Show all lines from the listing below that contain "into".

● Data listing
********************

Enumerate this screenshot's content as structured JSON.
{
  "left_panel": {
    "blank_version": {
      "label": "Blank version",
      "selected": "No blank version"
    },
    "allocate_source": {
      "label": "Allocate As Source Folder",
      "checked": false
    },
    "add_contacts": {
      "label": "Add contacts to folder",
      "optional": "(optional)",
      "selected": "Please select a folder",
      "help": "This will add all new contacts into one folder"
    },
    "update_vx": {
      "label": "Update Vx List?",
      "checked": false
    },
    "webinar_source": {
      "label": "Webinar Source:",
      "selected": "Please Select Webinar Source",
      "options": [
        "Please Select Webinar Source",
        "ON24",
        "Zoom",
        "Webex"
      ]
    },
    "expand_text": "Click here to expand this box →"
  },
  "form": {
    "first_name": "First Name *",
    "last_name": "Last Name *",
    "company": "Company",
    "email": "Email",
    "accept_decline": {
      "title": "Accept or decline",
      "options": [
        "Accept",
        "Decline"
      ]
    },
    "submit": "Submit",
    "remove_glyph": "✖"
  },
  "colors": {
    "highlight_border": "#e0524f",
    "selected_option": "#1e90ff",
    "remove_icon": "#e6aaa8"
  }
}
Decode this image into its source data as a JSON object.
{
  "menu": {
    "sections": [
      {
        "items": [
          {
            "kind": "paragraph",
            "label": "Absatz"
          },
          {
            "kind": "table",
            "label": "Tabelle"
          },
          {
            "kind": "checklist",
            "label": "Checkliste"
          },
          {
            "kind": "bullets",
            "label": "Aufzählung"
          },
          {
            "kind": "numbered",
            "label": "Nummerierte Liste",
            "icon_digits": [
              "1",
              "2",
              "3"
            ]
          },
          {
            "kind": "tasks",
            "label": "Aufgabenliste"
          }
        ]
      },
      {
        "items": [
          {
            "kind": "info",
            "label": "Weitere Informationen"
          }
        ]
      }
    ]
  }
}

********************

● Result of the task
      "help": "This will add all new contacts into one folder"
Decode this image into its source data as a JSON object.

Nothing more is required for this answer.